Input -
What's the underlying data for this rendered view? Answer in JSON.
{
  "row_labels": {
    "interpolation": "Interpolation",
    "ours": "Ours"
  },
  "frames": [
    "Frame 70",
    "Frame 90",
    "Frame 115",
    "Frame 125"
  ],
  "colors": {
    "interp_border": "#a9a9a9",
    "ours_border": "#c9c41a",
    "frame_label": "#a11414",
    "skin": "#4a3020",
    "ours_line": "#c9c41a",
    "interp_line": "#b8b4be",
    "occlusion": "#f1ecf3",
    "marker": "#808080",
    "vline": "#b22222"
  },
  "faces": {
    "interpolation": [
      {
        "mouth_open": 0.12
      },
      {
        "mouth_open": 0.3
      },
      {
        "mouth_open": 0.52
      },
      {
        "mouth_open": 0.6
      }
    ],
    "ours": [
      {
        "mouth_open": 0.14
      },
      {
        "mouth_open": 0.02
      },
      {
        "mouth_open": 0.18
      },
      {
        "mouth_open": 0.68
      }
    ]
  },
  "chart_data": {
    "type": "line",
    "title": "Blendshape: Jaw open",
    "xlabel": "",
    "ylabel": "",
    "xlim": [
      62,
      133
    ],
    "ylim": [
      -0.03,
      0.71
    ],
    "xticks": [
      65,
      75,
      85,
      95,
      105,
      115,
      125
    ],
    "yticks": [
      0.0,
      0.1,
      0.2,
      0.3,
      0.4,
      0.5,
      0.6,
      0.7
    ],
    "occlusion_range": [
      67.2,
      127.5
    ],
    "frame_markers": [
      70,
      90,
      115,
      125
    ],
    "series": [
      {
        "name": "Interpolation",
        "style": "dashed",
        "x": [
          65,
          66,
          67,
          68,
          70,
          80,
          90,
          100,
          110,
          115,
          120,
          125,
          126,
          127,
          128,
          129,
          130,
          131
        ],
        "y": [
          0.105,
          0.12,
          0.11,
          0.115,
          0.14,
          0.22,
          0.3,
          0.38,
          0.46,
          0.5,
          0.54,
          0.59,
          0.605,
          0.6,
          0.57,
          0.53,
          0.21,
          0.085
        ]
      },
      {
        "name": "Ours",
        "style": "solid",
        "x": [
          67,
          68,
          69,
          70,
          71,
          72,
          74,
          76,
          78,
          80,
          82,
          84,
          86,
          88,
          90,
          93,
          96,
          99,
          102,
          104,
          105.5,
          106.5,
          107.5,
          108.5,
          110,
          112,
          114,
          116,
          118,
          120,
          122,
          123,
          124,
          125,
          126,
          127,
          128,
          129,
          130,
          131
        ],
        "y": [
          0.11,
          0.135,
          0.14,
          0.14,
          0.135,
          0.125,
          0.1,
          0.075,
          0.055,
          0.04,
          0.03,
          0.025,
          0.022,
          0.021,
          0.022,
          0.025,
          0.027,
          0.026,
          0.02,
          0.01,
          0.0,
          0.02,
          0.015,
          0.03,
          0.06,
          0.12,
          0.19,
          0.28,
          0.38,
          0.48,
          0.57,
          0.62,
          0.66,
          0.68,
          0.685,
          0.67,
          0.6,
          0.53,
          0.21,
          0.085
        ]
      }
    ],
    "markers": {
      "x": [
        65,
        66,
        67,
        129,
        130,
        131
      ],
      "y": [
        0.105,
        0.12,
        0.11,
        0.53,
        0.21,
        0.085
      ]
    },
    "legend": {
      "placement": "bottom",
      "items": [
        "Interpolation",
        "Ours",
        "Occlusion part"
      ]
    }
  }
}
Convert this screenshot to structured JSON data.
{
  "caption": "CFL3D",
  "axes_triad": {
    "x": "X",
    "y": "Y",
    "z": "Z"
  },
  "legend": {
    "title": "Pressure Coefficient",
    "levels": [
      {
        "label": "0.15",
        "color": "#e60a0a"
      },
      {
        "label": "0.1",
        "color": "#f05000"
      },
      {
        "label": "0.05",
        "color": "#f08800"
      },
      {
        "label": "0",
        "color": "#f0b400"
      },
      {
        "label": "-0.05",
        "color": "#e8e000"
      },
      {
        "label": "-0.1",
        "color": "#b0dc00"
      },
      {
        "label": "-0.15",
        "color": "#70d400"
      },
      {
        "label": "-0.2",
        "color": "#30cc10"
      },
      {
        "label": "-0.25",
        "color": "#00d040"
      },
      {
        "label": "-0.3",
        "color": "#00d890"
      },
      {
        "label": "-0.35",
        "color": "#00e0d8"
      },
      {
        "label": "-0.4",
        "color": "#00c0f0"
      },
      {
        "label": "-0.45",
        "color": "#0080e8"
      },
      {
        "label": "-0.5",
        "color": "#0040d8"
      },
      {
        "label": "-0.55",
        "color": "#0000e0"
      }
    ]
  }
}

The request -
Output the data above exactly, please, line for line.

Complete answer -
What's the underlying data for this rendered view? Answer in JSON.
{
  "row_labels": {
    "interpolation": "Interpolation",
    "ours": "Ours"
  },
  "frames": [
    "Frame 70",
    "Frame 90",
    "Frame 115",
    "Frame 125"
  ],
  "colors": {
    "interp_border": "#a9a9a9",
    "ours_border": "#c9c41a",
    "frame_label": "#a11414",
    "skin": "#4a3020",
    "ours_line": "#c9c41a",
    "interp_line": "#b8b4be",
    "occlusion": "#f1ecf3",
    "marker": "#808080",
    "vline": "#b22222"
  },
  "faces": {
    "interpolation": [
      {
        "mouth_open": 0.12
      },
      {
        "mouth_open": 0.3
      },
      {
        "mouth_open": 0.52
      },
      {
        "mouth_open": 0.6
      }
    ],
    "ours": [
      {
        "mouth_open": 0.14
      },
      {
        "mouth_open": 0.02
      },
      {
        "mouth_open": 0.18
      },
      {
        "mouth_open": 0.68
      }
    ]
  },
  "chart_data": {
    "type": "line",
    "title": "Blendshape: Jaw open",
    "xlabel": "",
    "ylabel": "",
    "xlim": [
      62,
      133
    ],
    "ylim": [
      -0.03,
      0.71
    ],
    "xticks": [
      65,
      75,
      85,
      95,
      105,
      115,
      125
    ],
    "yticks": [
      0.0,
      0.1,
      0.2,
      0.3,
      0.4,
      0.5,
      0.6,
      0.7
    ],
    "occlusion_range": [
      67.2,
      127.5
    ],
    "frame_markers": [
      70,
      90,
      115,
      125
    ],
    "series": [
      {
        "name": "Interpolation",
        "style": "dashed",
        "x": [
          65,
          66,
          67,
          68,
          70,
          80,
          90,
          100,
          110,
          115,
          120,
          125,
          126,
          127,
          128,
          129,
          130,
          131
        ],
        "y": [
          0.105,
          0.12,
          0.11,
          0.115,
          0.14,
          0.22,
          0.3,
          0.38,
          0.46,
          0.5,
          0.54,
          0.59,
          0.605,
          0.6,
          0.57,
          0.53,
          0.21,
          0.085
        ]
      },
      {
        "name": "Ours",
        "style": "solid",
        "x": [
          67,
          68,
          69,
          70,
          71,
          72,
          74,
          76,
          78,
          80,
          82,
          84,
          86,
          88,
          90,
          93,
          96,
          99,
          102,
          104,
          105.5,
          106.5,
          107.5,
          108.5,
          110,
          112,
          114,
          116,
          118,
          120,
          122,
          123,
          124,
          125,
          126,
          127,
          128,
          129,
          130,
          131
        ],
        "y": [
          0.11,
          0.135,
          0.14,
          0.14,
          0.135,
          0.125,
          0.1,
          0.075,
          0.055,
          0.04,
          0.03,
          0.025,
          0.022,
          0.021,
          0.022,
          0.025,
          0.027,
          0.026,
          0.02,
          0.01,
          0.0,
          0.02,
          0.015,
          0.03,
          0.06,
          0.12,
          0.19,
          0.28,
          0.38,
          0.48,
          0.57,
          0.62,
          0.66,
          0.68,
          0.685,
          0.67,
          0.6,
          0.53,
          0.21,
          0.085
        ]
      }
    ],
    "markers": {
      "x": [
        65,
        66,
        67,
        129,
        130,
        131
      ],
      "y": [
        0.105,
        0.12,
        0.11,
        0.53,
        0.21,
        0.085
      ]
    },
    "legend": {
      "placement": "bottom",
      "items": [
        "Interpolation",
        "Ours",
        "Occlusion part"
      ]
    }
  }
}
Convert this screenshot to structured JSON data.
{
  "caption": "CFL3D",
  "axes_triad": {
    "x": "X",
    "y": "Y",
    "z": "Z"
  },
  "legend": {
    "title": "Pressure Coefficient",
    "levels": [
      {
        "label": "0.15",
        "color": "#e60a0a"
      },
      {
        "label": "0.1",
        "color": "#f05000"
      },
      {
        "label": "0.05",
        "color": "#f08800"
      },
      {
        "label": "0",
        "color": "#f0b400"
      },
      {
        "label": "-0.05",
        "color": "#e8e000"
      },
      {
        "label": "-0.1",
        "color": "#b0dc00"
      },
      {
        "label": "-0.15",
        "color": "#70d400"
      },
      {
        "label": "-0.2",
        "color": "#30cc10"
      },
      {
        "label": "-0.25",
        "color": "#00d040"
      },
      {
        "label": "-0.3",
        "color": "#00d890"
      },
      {
        "label": "-0.35",
        "color": "#00e0d8"
      },
      {
        "label": "-0.4",
        "color": "#00c0f0"
      },
      {
        "label": "-0.45",
        "color": "#0080e8"
      },
      {
        "label": "-0.5",
        "color": "#0040d8"
      },
      {
        "label": "-0.55",
        "color": "#0000e0"
      }
    ]
  }
}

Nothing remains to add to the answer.